• WHAT YOU SHOULD DO: Give the records back in full, exactly as they read.

+++

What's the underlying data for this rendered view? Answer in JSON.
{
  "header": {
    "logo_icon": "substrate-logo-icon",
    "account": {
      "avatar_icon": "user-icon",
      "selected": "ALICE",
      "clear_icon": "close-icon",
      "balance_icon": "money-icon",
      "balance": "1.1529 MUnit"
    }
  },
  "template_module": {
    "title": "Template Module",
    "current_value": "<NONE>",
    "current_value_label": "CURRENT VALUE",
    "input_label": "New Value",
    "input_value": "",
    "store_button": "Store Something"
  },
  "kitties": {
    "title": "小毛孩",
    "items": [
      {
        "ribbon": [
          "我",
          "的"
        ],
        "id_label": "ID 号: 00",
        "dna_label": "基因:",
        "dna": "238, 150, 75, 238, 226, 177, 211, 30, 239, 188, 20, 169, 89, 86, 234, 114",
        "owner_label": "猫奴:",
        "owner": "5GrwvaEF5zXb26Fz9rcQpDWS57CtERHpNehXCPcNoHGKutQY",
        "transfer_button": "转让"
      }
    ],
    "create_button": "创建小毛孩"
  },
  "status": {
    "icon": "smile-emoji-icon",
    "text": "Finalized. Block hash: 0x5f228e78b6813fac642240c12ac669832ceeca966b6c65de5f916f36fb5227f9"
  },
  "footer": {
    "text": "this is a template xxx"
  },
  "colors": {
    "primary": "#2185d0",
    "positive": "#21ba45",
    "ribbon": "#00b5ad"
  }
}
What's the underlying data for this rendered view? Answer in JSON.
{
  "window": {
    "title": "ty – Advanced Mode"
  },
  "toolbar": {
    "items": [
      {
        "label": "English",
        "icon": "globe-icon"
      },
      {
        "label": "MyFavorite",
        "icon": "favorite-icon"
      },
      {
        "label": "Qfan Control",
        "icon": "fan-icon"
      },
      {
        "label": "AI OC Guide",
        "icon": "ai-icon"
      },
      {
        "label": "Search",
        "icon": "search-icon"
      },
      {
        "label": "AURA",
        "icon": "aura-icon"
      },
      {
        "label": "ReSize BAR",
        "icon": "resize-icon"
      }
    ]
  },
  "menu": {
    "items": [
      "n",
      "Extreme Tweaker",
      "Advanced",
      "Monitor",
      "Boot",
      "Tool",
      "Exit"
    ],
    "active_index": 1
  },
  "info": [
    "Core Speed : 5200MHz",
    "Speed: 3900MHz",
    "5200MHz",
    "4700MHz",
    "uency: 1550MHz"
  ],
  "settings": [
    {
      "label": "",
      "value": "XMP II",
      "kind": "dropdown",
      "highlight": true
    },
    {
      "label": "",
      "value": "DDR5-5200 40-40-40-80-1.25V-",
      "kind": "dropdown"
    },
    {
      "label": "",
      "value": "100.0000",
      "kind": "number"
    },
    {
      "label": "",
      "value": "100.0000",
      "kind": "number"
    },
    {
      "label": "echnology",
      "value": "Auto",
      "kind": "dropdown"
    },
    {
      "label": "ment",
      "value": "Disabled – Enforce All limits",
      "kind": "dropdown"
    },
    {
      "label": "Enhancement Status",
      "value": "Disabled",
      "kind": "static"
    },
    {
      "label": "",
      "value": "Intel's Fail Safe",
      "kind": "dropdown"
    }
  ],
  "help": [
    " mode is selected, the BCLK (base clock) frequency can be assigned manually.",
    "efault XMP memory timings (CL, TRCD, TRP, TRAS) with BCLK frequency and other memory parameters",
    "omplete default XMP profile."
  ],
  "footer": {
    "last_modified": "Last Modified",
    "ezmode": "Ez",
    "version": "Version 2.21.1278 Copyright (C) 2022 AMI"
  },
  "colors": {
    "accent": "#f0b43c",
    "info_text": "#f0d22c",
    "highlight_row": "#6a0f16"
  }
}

+++

• OUTPUT OF THE EXERCISE:
What's the underlying data for this rendered view? Answer in JSON.
{
  "header": {
    "logo_icon": "substrate-logo-icon",
    "account": {
      "avatar_icon": "user-icon",
      "selected": "ALICE",
      "clear_icon": "close-icon",
      "balance_icon": "money-icon",
      "balance": "1.1529 MUnit"
    }
  },
  "template_module": {
    "title": "Template Module",
    "current_value": "<NONE>",
    "current_value_label": "CURRENT VALUE",
    "input_label": "New Value",
    "input_value": "",
    "store_button": "Store Something"
  },
  "kitties": {
    "title": "小毛孩",
    "items": [
      {
        "ribbon": [
          "我",
          "的"
        ],
        "id_label": "ID 号: 00",
        "dna_label": "基因:",
        "dna": "238, 150, 75, 238, 226, 177, 211, 30, 239, 188, 20, 169, 89, 86, 234, 114",
        "owner_label": "猫奴:",
        "owner": "5GrwvaEF5zXb26Fz9rcQpDWS57CtERHpNehXCPcNoHGKutQY",
        "transfer_button": "转让"
      }
    ],
    "create_button": "创建小毛孩"
  },
  "status": {
    "icon": "smile-emoji-icon",
    "text": "Finalized. Block hash: 0x5f228e78b6813fac642240c12ac669832ceeca966b6c65de5f916f36fb5227f9"
  },
  "footer": {
    "text": "this is a template xxx"
  },
  "colors": {
    "primary": "#2185d0",
    "positive": "#21ba45",
    "ribbon": "#00b5ad"
  }
}
What's the underlying data for this rendered view? Answer in JSON.
{
  "window": {
    "title": "ty – Advanced Mode"
  },
  "toolbar": {
    "items": [
      {
        "label": "English",
        "icon": "globe-icon"
      },
      {
        "label": "MyFavorite",
        "icon": "favorite-icon"
      },
      {
        "label": "Qfan Control",
        "icon": "fan-icon"
      },
      {
        "label": "AI OC Guide",
        "icon": "ai-icon"
      },
      {
        "label": "Search",
        "icon": "search-icon"
      },
      {
        "label": "AURA",
        "icon": "aura-icon"
      },
      {
        "label": "ReSize BAR",
        "icon": "resize-icon"
      }
    ]
  },
  "menu": {
    "items": [
      "n",
      "Extreme Tweaker",
      "Advanced",
      "Monitor",
      "Boot",
      "Tool",
      "Exit"
    ],
    "active_index": 1
  },
  "info": [
    "Core Speed : 5200MHz",
    "Speed: 3900MHz",
    "5200MHz",
    "4700MHz",
    "uency: 1550MHz"
  ],
  "settings": [
    {
      "label": "",
      "value": "XMP II",
      "kind": "dropdown",
      "highlight": true
    },
    {
      "label": "",
      "value": "DDR5-5200 40-40-40-80-1.25V-",
      "kind": "dropdown"
    },
    {
      "label": "",
      "value": "100.0000",
      "kind": "number"
    },
    {
      "label": "",
      "value": "100.0000",
      "kind": "number"
    },
    {
      "label": "echnology",
      "value": "Auto",
      "kind": "dropdown"
    },
    {
      "label": "ment",
      "value": "Disabled – Enforce All limits",
      "kind": "dropdown"
    },
    {
      "label": "Enhancement Status",
      "value": "Disabled",
      "kind": "static"
    },
    {
      "label": "",
      "value": "Intel's Fail Safe",
      "kind": "dropdown"
    }
  ],
  "help": [
    " mode is selected, the BCLK (base clock) frequency can be assigned manually.",
    "efault XMP memory timings (CL, TRCD, TRP, TRAS) with BCLK frequency and other memory parameters",
    "omplete default XMP profile."
  ],
  "footer": {
    "last_modified": "Last Modified",
    "ezmode": "Ez",
    "version": "Version 2.21.1278 Copyright (C) 2022 AMI"
  },
  "colors": {
    "accent": "#f0b43c",
    "info_text": "#f0d22c",
    "highlight_row": "#6a0f16"
  }
}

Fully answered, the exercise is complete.